THE TASK | Because the material must match the original, reproduce every line of it exactly.

● ● ● ● ●

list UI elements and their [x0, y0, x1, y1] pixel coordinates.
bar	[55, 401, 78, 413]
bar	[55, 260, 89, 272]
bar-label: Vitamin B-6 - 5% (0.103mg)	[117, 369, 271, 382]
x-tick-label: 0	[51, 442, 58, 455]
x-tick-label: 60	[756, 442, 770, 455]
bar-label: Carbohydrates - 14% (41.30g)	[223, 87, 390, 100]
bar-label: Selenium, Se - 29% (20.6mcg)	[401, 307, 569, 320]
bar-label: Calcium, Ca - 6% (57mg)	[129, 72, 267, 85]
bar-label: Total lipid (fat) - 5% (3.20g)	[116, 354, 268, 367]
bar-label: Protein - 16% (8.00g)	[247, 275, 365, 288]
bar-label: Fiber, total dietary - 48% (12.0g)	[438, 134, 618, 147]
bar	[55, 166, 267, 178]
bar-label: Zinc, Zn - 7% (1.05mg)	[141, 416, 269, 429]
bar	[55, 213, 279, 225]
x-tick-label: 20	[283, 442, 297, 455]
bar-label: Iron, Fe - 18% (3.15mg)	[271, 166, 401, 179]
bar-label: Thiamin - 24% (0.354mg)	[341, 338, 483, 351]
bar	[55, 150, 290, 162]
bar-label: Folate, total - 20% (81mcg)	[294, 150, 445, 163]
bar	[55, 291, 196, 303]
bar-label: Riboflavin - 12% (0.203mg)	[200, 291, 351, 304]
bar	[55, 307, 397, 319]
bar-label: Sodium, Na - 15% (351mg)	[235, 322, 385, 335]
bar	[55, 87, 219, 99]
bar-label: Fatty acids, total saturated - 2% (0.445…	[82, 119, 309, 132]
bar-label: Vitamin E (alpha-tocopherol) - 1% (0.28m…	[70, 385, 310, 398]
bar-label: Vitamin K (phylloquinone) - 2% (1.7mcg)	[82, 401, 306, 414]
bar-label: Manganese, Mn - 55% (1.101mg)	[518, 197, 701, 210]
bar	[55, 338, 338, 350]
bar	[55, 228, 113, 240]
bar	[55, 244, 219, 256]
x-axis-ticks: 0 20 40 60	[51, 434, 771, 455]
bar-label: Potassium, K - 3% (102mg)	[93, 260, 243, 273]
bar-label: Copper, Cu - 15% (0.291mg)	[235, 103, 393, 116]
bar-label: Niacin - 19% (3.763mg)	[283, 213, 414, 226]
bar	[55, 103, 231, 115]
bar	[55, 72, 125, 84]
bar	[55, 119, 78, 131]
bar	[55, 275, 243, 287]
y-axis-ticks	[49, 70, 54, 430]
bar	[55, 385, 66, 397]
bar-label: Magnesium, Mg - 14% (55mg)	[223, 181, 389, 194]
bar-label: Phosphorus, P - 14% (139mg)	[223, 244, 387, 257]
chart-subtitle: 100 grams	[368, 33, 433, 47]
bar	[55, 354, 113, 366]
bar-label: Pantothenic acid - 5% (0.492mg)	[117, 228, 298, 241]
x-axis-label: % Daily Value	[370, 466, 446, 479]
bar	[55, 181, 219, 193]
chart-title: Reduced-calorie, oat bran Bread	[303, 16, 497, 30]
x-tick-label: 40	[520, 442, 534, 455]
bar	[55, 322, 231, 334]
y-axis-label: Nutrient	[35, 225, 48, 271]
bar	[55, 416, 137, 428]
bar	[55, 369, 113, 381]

● ● ● ● ●

PROBLEM SOLUTION |
list UI elements and their [x0, y0, x1, y1] pixel coordinates.
bar	[55, 401, 78, 413]
bar	[55, 260, 89, 272]
bar-label: Vitamin B-6 - 5% (0.103mg)	[117, 369, 271, 382]
x-tick-label: 0	[51, 442, 58, 455]
x-tick-label: 60	[756, 442, 770, 455]
bar-label: Carbohydrates - 14% (41.30g)	[223, 87, 390, 100]
bar-label: Selenium, Se - 29% (20.6mcg)	[401, 307, 569, 320]
bar-label: Calcium, Ca - 6% (57mg)	[129, 72, 267, 85]
bar-label: Total lipid (fat) - 5% (3.20g)	[116, 354, 268, 367]
bar-label: Protein - 16% (8.00g)	[247, 275, 365, 288]
bar-label: Fiber, total dietary - 48% (12.0g)	[438, 134, 618, 147]
bar	[55, 166, 267, 178]
bar-label: Zinc, Zn - 7% (1.05mg)	[141, 416, 269, 429]
bar	[55, 213, 279, 225]
x-tick-label: 20	[283, 442, 297, 455]
bar-label: Iron, Fe - 18% (3.15mg)	[271, 166, 401, 179]
bar-label: Thiamin - 24% (0.354mg)	[341, 338, 483, 351]
bar	[55, 150, 290, 162]
bar-label: Folate, total - 20% (81mcg)	[294, 150, 445, 163]
bar	[55, 291, 196, 303]
bar-label: Riboflavin - 12% (0.203mg)	[200, 291, 351, 304]
bar	[55, 307, 397, 319]
bar-label: Sodium, Na - 15% (351mg)	[235, 322, 385, 335]
bar	[55, 87, 219, 99]
bar-label: Fatty acids, total saturated - 2% (0.445…	[82, 119, 309, 132]
bar-label: Vitamin E (alpha-tocopherol) - 1% (0.28m…	[70, 385, 310, 398]
bar-label: Vitamin K (phylloquinone) - 2% (1.7mcg)	[82, 401, 306, 414]
bar-label: Manganese, Mn - 55% (1.101mg)	[518, 197, 701, 210]
bar	[55, 338, 338, 350]
bar	[55, 228, 113, 240]
bar	[55, 244, 219, 256]
x-axis-ticks: 0 20 40 60	[51, 434, 771, 455]
bar-label: Potassium, K - 3% (102mg)	[93, 260, 243, 273]
bar-label: Copper, Cu - 15% (0.291mg)	[235, 103, 393, 116]
bar-label: Niacin - 19% (3.763mg)	[283, 213, 414, 226]
bar	[55, 103, 231, 115]
bar	[55, 72, 125, 84]
bar	[55, 119, 78, 131]
bar	[55, 275, 243, 287]
y-axis-ticks	[49, 70, 54, 430]
bar	[55, 385, 66, 397]
bar-label: Magnesium, Mg - 14% (55mg)	[223, 181, 389, 194]
bar-label: Phosphorus, P - 14% (139mg)	[223, 244, 387, 257]
chart-subtitle: 100 grams	[368, 33, 433, 47]
bar	[55, 354, 113, 366]
bar-label: Pantothenic acid - 5% (0.492mg)	[117, 228, 298, 241]
x-axis-label: % Daily Value	[370, 466, 446, 479]
bar	[55, 181, 219, 193]
chart-title: Reduced-calorie, oat bran Bread	[303, 16, 497, 30]
x-tick-label: 40	[520, 442, 534, 455]
bar	[55, 322, 231, 334]
y-axis-label: Nutrient	[35, 225, 48, 271]
bar	[55, 416, 137, 428]
bar	[55, 369, 113, 381]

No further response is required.